__MATERIAL FOR THIS TASK__
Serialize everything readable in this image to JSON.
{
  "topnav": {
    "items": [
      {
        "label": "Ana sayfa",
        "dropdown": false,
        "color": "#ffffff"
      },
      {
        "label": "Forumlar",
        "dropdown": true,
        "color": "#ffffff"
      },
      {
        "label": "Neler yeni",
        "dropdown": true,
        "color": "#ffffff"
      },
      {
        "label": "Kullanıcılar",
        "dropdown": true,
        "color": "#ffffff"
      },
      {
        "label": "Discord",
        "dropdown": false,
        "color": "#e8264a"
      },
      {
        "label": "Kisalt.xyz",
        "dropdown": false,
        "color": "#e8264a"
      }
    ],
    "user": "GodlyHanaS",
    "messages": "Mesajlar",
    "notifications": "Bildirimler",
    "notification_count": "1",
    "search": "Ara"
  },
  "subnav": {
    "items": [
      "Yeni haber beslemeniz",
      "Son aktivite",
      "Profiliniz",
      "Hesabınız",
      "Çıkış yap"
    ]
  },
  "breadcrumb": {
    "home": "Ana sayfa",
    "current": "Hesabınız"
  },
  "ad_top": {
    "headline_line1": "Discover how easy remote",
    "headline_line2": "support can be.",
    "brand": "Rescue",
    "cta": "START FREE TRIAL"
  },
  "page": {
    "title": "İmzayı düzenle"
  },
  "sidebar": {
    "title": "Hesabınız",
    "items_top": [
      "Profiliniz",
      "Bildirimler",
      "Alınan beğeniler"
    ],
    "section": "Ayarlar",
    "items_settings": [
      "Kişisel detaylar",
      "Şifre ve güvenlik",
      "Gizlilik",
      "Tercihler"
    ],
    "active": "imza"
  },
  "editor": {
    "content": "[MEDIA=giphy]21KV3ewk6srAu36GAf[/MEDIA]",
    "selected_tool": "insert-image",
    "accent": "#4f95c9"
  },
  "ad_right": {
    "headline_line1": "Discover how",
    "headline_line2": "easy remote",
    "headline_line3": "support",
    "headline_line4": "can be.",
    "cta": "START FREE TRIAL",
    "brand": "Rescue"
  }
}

__EXERCISE BRIEF__
Identify and list each line with the word "FREE".

__RESPONSE TO THE TASK__
    "cta": "START FREE TRIAL"
    "cta": "START FREE TRIAL",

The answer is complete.